* Provided entries

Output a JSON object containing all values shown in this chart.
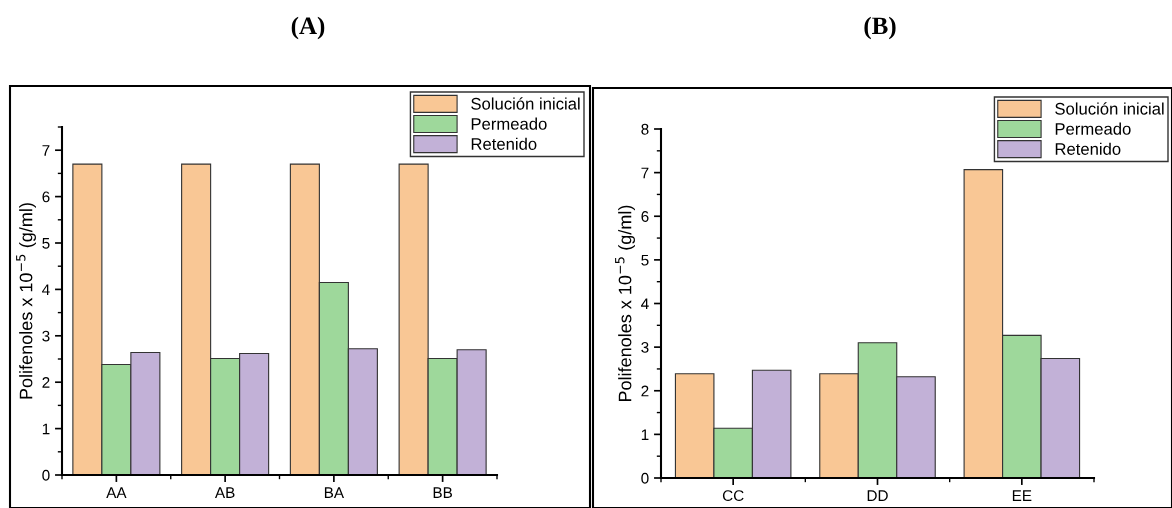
{
  "chart_data": [
    {
      "type": "bar",
      "title": "(A)",
      "ylabel": "Polifenoles x 10$^{−5}$ (g/ml)",
      "categories": [
        "AA",
        "AB",
        "BA",
        "BB"
      ],
      "series": [
        {
          "name": "Solución inicial",
          "color": "#f9c795",
          "values": [
            6.7,
            6.7,
            6.7,
            6.7
          ]
        },
        {
          "name": "Permeado",
          "color": "#9ed89b",
          "values": [
            2.38,
            2.51,
            4.15,
            2.51
          ]
        },
        {
          "name": "Retenido",
          "color": "#c2b1d7",
          "values": [
            2.64,
            2.62,
            2.72,
            2.7
          ]
        }
      ],
      "ylim": [
        0,
        7.5
      ],
      "yticks": [
        0,
        1,
        2,
        3,
        4,
        5,
        6,
        7
      ],
      "grid": false,
      "legend": "top right"
    },
    {
      "type": "bar",
      "title": "(B)",
      "ylabel": "Polifenoles x 10$^{−5}$ (g/ml)",
      "categories": [
        "CC",
        "DD",
        "EE"
      ],
      "series": [
        {
          "name": "Solución inicial",
          "color": "#f9c795",
          "values": [
            2.39,
            2.39,
            7.07
          ]
        },
        {
          "name": "Permeado",
          "color": "#9ed89b",
          "values": [
            1.14,
            3.1,
            3.27
          ]
        },
        {
          "name": "Retenido",
          "color": "#c2b1d7",
          "values": [
            2.47,
            2.32,
            2.74
          ]
        }
      ],
      "ylim": [
        0,
        8
      ],
      "yticks": [
        0,
        1,
        2,
        3,
        4,
        5,
        6,
        7,
        8
      ],
      "grid": false,
      "legend": "top right"
    }
  ]
}
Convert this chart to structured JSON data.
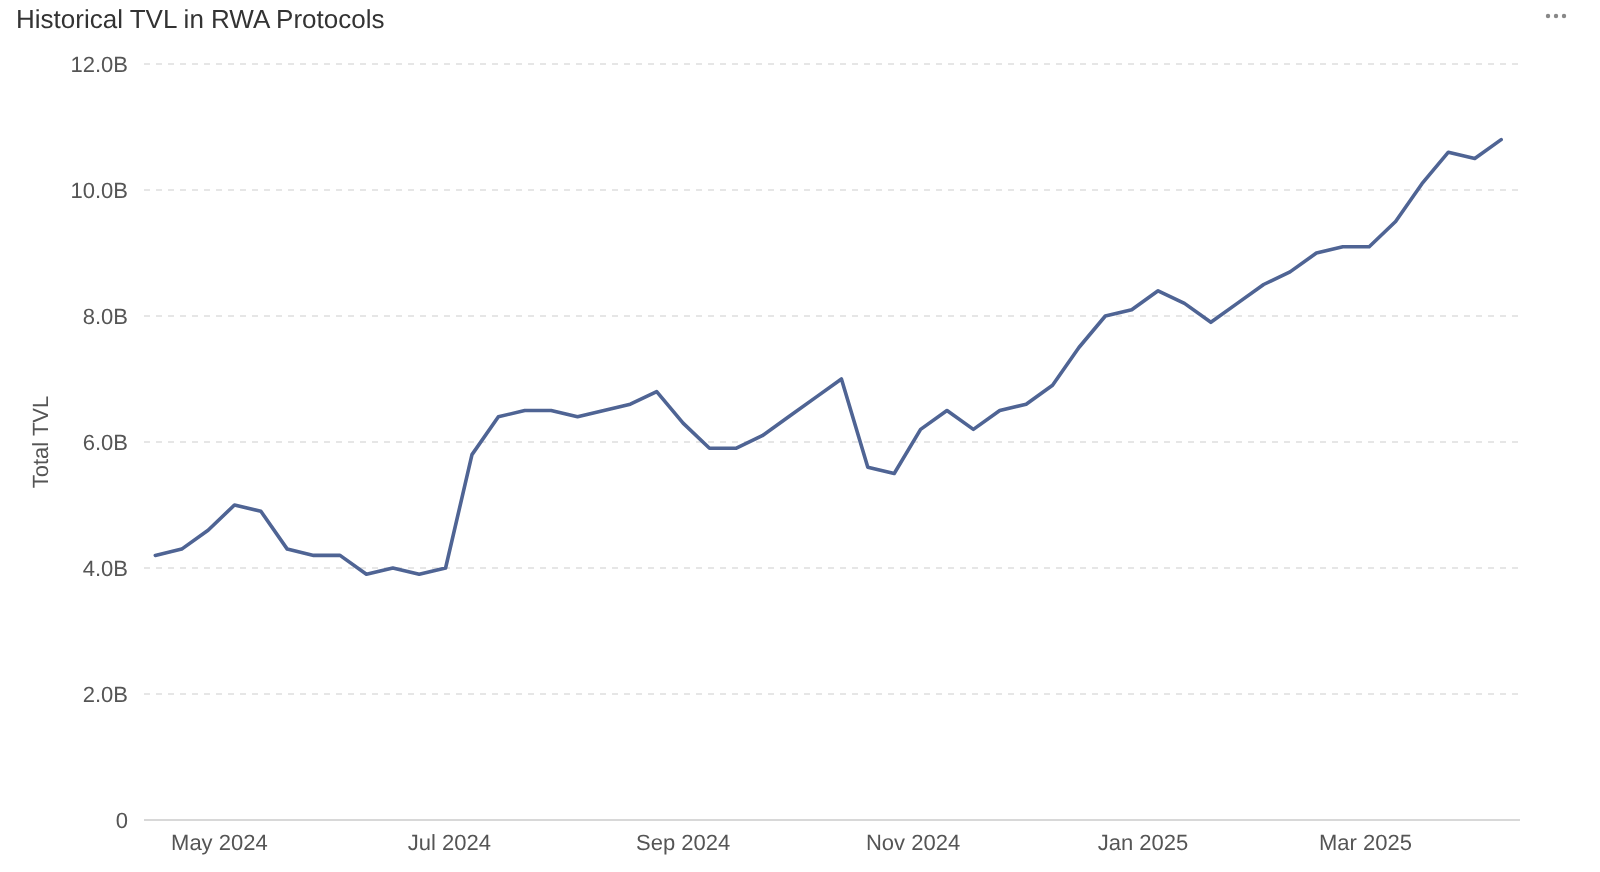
{
  "chart_data": {
    "type": "line",
    "title": "Historical TVL in RWA Protocols",
    "ylabel": "Total TVL",
    "x": [
      "2024-04-14",
      "2024-04-21",
      "2024-04-28",
      "2024-05-05",
      "2024-05-12",
      "2024-05-19",
      "2024-05-26",
      "2024-06-02",
      "2024-06-09",
      "2024-06-16",
      "2024-06-23",
      "2024-06-30",
      "2024-07-07",
      "2024-07-14",
      "2024-07-21",
      "2024-07-28",
      "2024-08-04",
      "2024-08-11",
      "2024-08-18",
      "2024-08-25",
      "2024-09-01",
      "2024-09-08",
      "2024-09-15",
      "2024-09-22",
      "2024-09-29",
      "2024-10-06",
      "2024-10-13",
      "2024-10-20",
      "2024-10-27",
      "2024-11-03",
      "2024-11-10",
      "2024-11-17",
      "2024-11-24",
      "2024-12-01",
      "2024-12-08",
      "2024-12-15",
      "2024-12-22",
      "2024-12-29",
      "2025-01-05",
      "2025-01-12",
      "2025-01-19",
      "2025-01-26",
      "2025-02-02",
      "2025-02-09",
      "2025-02-16",
      "2025-02-23",
      "2025-03-02",
      "2025-03-09",
      "2025-03-16",
      "2025-03-23",
      "2025-03-30",
      "2025-04-06"
    ],
    "series": [
      {
        "color": "#4f6494",
        "values": [
          4.2,
          4.3,
          4.6,
          5.0,
          4.9,
          4.3,
          4.2,
          4.2,
          3.9,
          4.0,
          3.9,
          4.0,
          5.8,
          6.4,
          6.5,
          6.5,
          6.4,
          6.5,
          6.6,
          6.8,
          6.3,
          5.9,
          5.9,
          6.1,
          6.4,
          6.7,
          7.0,
          5.6,
          5.5,
          6.2,
          6.5,
          6.2,
          6.5,
          6.6,
          6.9,
          7.5,
          8.0,
          8.1,
          8.4,
          8.2,
          7.9,
          8.2,
          8.5,
          8.7,
          9.0,
          9.1,
          9.1,
          9.5,
          10.1,
          10.6,
          10.5,
          10.8
        ]
      }
    ],
    "xlim": [
      "2024-04-11",
      "2025-04-11"
    ],
    "xticks": [
      {
        "value": "2024-05-01",
        "label": "May 2024"
      },
      {
        "value": "2024-07-01",
        "label": "Jul 2024"
      },
      {
        "value": "2024-09-01",
        "label": "Sep 2024"
      },
      {
        "value": "2024-11-01",
        "label": "Nov 2024"
      },
      {
        "value": "2025-01-01",
        "label": "Jan 2025"
      },
      {
        "value": "2025-03-01",
        "label": "Mar 2025"
      }
    ],
    "ylim": [
      0,
      12
    ],
    "yticks": [
      0,
      {
        "value": 2,
        "label": "2.0B"
      },
      {
        "value": 4,
        "label": "4.0B"
      },
      {
        "value": 6,
        "label": "6.0B"
      },
      {
        "value": 8,
        "label": "8.0B"
      },
      {
        "value": 10,
        "label": "10.0B"
      },
      {
        "value": 12,
        "label": "12.0B"
      }
    ],
    "grid": "y",
    "marker": "none",
    "line_style": "solid"
  }
}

* Task details
Where a line holds "this", copy that line.

* Problem solution
Output a JSON object containing all values shown in this chart.
Convert this chart to structured JSON data.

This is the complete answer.